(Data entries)
○ ○ ○ ○ ○
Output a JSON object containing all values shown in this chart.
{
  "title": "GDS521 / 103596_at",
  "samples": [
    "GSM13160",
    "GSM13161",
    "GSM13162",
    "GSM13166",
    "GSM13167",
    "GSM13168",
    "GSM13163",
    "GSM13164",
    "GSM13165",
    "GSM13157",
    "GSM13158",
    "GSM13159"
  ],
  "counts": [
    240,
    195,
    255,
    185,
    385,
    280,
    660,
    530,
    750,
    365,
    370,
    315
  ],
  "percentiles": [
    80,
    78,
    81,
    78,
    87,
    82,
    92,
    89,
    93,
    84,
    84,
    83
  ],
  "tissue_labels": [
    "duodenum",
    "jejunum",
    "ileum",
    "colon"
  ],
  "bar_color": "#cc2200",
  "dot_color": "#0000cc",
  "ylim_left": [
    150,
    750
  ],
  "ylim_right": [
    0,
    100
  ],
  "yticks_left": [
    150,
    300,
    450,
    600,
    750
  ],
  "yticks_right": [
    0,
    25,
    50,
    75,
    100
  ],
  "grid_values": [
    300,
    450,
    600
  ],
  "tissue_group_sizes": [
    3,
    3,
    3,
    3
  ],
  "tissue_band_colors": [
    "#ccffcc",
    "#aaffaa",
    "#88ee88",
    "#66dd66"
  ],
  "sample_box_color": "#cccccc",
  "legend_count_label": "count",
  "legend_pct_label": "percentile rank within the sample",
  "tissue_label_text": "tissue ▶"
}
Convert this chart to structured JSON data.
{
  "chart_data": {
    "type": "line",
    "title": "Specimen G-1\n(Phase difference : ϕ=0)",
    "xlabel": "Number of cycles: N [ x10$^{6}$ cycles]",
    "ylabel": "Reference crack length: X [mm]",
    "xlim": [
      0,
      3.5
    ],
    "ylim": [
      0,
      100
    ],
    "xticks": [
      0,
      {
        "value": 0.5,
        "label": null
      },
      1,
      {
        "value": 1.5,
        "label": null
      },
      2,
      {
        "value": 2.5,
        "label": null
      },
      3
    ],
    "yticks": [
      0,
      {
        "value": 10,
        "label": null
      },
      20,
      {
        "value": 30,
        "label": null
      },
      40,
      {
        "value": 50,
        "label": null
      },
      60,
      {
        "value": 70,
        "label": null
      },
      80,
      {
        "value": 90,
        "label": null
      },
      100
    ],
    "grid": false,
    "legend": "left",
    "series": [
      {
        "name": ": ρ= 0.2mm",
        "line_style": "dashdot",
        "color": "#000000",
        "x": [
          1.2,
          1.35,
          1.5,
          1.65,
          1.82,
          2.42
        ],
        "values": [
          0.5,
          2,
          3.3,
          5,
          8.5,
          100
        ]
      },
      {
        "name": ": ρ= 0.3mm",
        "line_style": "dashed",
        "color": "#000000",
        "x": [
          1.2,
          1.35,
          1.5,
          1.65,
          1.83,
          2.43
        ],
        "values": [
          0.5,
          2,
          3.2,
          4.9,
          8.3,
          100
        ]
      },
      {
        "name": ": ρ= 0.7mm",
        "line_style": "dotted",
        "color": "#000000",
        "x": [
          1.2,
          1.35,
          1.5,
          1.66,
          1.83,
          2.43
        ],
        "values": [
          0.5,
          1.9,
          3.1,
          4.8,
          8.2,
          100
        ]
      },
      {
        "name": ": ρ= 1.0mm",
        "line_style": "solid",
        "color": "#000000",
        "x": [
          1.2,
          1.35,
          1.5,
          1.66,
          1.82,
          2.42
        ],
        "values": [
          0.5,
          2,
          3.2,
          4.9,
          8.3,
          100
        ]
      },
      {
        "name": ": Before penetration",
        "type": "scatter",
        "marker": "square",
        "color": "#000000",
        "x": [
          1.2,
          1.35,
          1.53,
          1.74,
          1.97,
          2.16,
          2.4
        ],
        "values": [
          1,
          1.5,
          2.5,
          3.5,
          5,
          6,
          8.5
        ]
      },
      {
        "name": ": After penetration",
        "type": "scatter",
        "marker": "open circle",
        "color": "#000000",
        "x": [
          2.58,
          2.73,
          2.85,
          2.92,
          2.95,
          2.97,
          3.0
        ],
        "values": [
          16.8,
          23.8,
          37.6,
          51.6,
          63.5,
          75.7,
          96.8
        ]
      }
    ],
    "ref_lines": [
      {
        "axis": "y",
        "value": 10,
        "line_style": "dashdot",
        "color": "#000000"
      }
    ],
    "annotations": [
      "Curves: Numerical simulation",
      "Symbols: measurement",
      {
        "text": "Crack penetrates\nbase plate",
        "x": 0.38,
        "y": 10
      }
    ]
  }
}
○ ○ ○ ○ ○
§ **EXERCISE DETAILS**
Consider the entries above and return each line with the string "this".

§ **EXERCISE RESPONSE**
Output a JSON object containing all values shown in this chart.
Convert this chart to structured JSON data.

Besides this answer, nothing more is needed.